> **Your objective**:
Give the number of lines in the listing below that contain the word "chip". Reply with the number alone.

> **Material provided**:
-=-=-
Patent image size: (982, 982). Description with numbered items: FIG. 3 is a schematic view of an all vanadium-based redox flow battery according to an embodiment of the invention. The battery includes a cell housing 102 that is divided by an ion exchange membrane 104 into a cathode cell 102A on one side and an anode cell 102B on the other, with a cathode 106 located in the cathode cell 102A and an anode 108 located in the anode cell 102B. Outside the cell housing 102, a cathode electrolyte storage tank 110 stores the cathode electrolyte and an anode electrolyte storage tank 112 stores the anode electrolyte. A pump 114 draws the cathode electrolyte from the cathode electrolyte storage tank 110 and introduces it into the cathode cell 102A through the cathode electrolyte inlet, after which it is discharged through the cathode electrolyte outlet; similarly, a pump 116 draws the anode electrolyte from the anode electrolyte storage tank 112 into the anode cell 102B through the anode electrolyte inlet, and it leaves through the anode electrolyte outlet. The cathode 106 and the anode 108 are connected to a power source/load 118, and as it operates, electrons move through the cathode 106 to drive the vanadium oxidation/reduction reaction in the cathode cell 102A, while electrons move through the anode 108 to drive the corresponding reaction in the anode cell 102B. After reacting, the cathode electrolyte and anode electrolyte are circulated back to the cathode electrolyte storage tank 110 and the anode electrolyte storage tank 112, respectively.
-=-=-
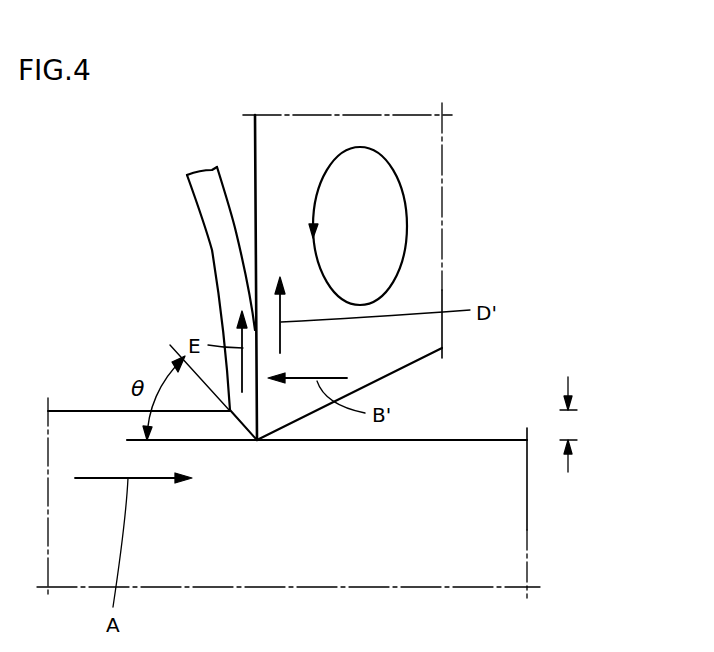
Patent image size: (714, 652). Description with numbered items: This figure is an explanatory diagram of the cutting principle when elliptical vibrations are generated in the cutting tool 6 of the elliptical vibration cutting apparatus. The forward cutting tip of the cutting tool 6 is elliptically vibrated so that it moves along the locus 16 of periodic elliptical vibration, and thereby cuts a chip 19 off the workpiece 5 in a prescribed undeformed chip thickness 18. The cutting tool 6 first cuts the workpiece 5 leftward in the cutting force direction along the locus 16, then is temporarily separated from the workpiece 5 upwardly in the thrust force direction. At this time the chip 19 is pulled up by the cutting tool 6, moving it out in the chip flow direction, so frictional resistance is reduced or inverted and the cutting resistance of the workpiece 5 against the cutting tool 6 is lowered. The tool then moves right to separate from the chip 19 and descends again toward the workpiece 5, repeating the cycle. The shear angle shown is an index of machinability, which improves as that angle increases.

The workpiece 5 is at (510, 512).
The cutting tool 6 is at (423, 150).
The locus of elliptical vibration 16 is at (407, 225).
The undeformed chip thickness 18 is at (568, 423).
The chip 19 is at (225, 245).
-=-=-
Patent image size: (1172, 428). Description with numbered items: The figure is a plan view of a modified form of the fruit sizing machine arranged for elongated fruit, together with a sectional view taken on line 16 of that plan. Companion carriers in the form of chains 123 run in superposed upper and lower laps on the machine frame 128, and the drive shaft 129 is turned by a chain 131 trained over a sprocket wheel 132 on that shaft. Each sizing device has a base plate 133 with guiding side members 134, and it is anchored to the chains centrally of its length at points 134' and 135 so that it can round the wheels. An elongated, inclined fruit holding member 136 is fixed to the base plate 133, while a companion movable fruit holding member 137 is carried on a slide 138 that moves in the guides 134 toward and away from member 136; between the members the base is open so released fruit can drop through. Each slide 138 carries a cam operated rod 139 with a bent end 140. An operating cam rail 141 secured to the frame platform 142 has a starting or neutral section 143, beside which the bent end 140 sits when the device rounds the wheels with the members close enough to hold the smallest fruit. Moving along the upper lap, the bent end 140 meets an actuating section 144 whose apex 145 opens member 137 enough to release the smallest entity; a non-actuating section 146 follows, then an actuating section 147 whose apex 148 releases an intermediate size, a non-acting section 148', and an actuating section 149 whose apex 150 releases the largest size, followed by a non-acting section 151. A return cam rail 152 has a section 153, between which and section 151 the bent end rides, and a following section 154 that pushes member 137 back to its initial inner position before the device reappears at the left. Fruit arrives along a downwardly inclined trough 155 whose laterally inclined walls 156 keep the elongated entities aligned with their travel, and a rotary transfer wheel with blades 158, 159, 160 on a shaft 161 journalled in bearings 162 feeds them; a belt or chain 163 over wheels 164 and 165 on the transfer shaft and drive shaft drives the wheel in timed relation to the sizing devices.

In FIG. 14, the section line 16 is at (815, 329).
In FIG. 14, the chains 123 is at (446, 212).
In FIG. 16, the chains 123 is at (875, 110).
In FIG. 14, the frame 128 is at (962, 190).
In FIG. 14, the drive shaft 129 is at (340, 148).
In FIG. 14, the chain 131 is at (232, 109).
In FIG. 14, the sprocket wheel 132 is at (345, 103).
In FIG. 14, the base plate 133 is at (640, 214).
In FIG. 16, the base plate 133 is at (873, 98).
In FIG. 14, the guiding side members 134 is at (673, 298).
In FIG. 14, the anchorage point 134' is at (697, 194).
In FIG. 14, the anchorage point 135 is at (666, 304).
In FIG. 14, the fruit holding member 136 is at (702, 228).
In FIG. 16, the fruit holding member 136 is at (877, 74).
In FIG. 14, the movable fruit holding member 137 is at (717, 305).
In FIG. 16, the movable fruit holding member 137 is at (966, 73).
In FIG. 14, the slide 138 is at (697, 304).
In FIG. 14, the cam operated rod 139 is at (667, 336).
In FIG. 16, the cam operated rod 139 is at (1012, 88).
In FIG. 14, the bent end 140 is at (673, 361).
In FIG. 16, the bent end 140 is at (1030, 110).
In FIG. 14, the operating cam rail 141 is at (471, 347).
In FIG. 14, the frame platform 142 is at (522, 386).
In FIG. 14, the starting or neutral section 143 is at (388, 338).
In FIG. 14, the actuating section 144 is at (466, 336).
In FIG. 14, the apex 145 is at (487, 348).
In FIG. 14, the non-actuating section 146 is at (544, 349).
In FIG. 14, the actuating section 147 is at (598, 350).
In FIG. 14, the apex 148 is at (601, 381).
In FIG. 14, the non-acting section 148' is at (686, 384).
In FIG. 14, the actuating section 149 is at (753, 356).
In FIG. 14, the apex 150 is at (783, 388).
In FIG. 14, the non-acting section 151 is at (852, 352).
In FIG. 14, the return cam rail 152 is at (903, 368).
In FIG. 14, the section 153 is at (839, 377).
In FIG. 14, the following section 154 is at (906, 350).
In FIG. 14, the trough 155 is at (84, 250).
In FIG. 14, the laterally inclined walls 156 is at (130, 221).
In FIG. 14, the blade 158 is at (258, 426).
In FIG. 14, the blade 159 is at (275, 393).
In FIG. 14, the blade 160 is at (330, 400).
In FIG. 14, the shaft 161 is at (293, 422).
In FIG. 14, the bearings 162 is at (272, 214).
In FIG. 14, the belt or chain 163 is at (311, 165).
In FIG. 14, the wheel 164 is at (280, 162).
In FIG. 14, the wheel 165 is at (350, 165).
-=-=-
> **Finished exercise**:
3